Task instructions –
Pick out each line of the records that includes the string "road", and copy it.

Entries supplied –
++++++++++++++++++++

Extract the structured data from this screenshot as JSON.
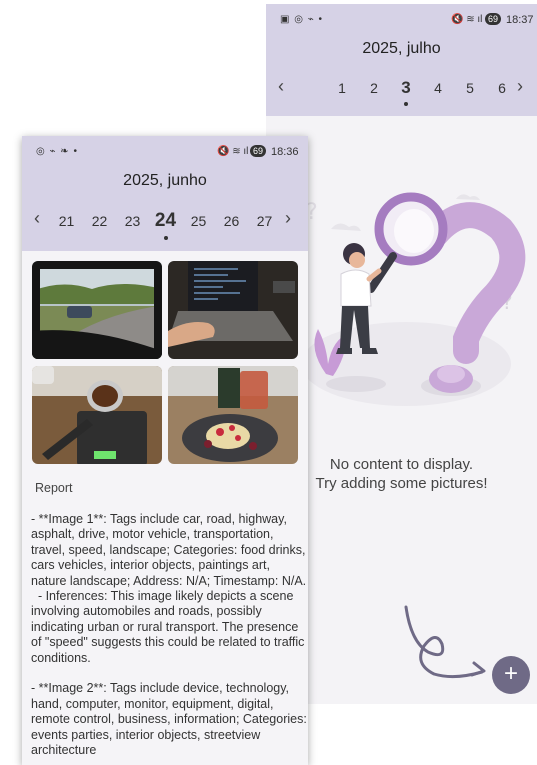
{
  "back_screen": {
    "status": {
      "time": "18:37",
      "battery": "69"
    },
    "month_title": "2025, julho",
    "days": [
      "1",
      "2",
      "3",
      "4",
      "5",
      "6"
    ],
    "selected_day": "3",
    "empty_state": {
      "line1": "No content to display.",
      "line2": "Try adding some pictures!"
    },
    "fab_label": "+"
  },
  "front_screen": {
    "status": {
      "time": "18:36",
      "battery": "69"
    },
    "month_title": "2025, junho",
    "days": [
      "21",
      "22",
      "23",
      "24",
      "25",
      "26",
      "27"
    ],
    "selected_day": "24",
    "photos": [
      {
        "subject": "car on rural road through window"
      },
      {
        "subject": "hand on laptop keyboard"
      },
      {
        "subject": "coffee grinder and scale"
      },
      {
        "subject": "plate of food with drinks"
      }
    ],
    "report": {
      "title": "Report",
      "body": "- **Image 1**: Tags include car, road, highway, asphalt, drive, motor vehicle, transportation, travel, speed, landscape; Categories: food drinks, cars vehicles, interior objects, paintings art, nature landscape; Address: N/A; Timestamp: N/A.\n  - Inferences: This image likely depicts a scene involving automobiles and roads, possibly indicating urban or rural transport. The presence of \"speed\" suggests this could be related to traffic conditions.\n\n- **Image 2**: Tags include device, technology, hand, computer, monitor, equipment, digital, remote control, business, information; Categories: events parties, interior objects, streetview architecture"
    }
  }
}
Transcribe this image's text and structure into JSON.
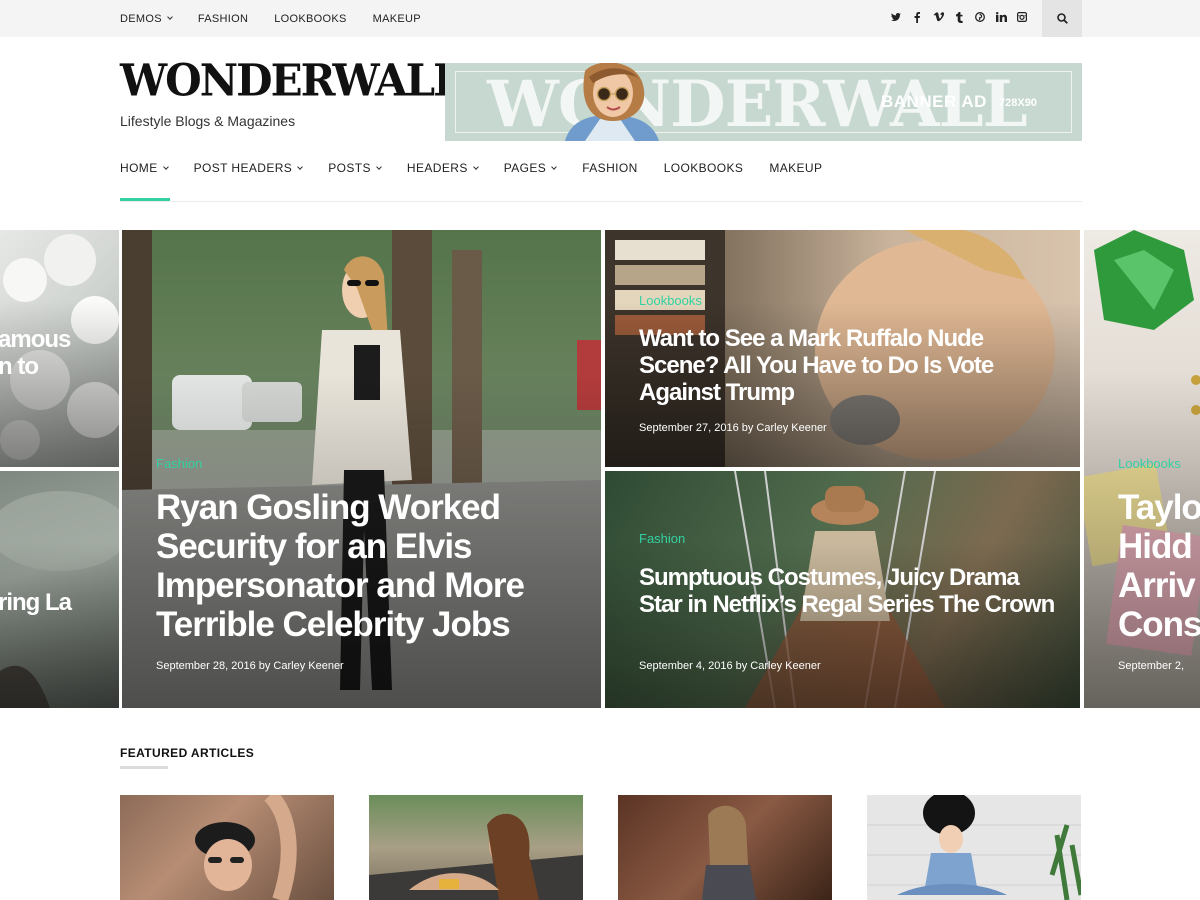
{
  "topbar": {
    "nav": [
      {
        "label": "DEMOS",
        "dropdown": true
      },
      {
        "label": "FASHION",
        "dropdown": false
      },
      {
        "label": "LOOKBOOKS",
        "dropdown": false
      },
      {
        "label": "MAKEUP",
        "dropdown": false
      }
    ],
    "social": [
      {
        "icon": "twitter-icon",
        "glyph": "𝕥"
      },
      {
        "icon": "facebook-icon",
        "glyph": "f"
      },
      {
        "icon": "vimeo-icon",
        "glyph": "v"
      },
      {
        "icon": "tumblr-icon",
        "glyph": "t"
      },
      {
        "icon": "pinterest-icon",
        "glyph": "℗"
      },
      {
        "icon": "linkedin-icon",
        "glyph": "in"
      },
      {
        "icon": "instagram-icon",
        "glyph": "◙"
      }
    ],
    "search_icon": "search-icon"
  },
  "header": {
    "logo": "WONDERWALL",
    "tagline": "Lifestyle Blogs & Magazines",
    "banner": {
      "brand": "WONDERWALL",
      "label": "BANNER AD",
      "size": "728X90"
    }
  },
  "mainnav": [
    {
      "label": "HOME",
      "dropdown": true,
      "active": true
    },
    {
      "label": "POST HEADERS",
      "dropdown": true
    },
    {
      "label": "POSTS",
      "dropdown": true
    },
    {
      "label": "HEADERS",
      "dropdown": true
    },
    {
      "label": "PAGES",
      "dropdown": true
    },
    {
      "label": "FASHION",
      "dropdown": false
    },
    {
      "label": "LOOKBOOKS",
      "dropdown": false
    },
    {
      "label": "MAKEUP",
      "dropdown": false
    }
  ],
  "slider": {
    "left_partial_top": {
      "title": "amous\nn to"
    },
    "left_partial_bottom": {
      "title": "ring La"
    },
    "main": {
      "category": "Fashion",
      "title": "Ryan Gosling Worked Security for an Elvis Impersonator and More Terrible Celebrity Jobs",
      "meta": "September 28, 2016 by Carley Keener"
    },
    "top_right": {
      "category": "Lookbooks",
      "title": "Want to See a Mark Ruffalo Nude Scene? All You Have to Do Is Vote Against Trump",
      "meta": "September 27, 2016 by Carley Keener"
    },
    "bottom_right": {
      "category": "Fashion",
      "title": "Sumptuous Costumes, Juicy Drama Star in Netflix’s Regal Series The Crown",
      "meta": "September 4, 2016 by Carley Keener"
    },
    "right_partial": {
      "category": "Lookbooks",
      "title": "Taylo\nHidd\nArriv\nCons",
      "meta": "September 2,"
    }
  },
  "featured": {
    "heading": "FEATURED ARTICLES"
  },
  "colors": {
    "accent": "#33d1a2",
    "topbar": "#f4f4f4",
    "banner": "#c6d8cf"
  }
}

++++++++++++++++++++

Complete response –
        "subject": "car on rural road through window"
      "body": "- **Image 1**: Tags include car, road, highway, asphalt, drive, motor vehicle, transportation, travel, speed, landscape; Categories: food drinks, cars vehicles, interior objects, paintings art, nature landscape; Address: N/A; Timestamp: N/A.\n  - Inferences: This image likely depicts a scene involving automobiles and roads, possibly indicating urban or rural transport. The presence of \"speed\" suggests this could be related to traffic conditions.\n\n- **Image 2**: Tags include device, technology, hand, computer, monitor, equipment, digital, remote control, business, information; Categories: events parties, interior objects, streetview architecture"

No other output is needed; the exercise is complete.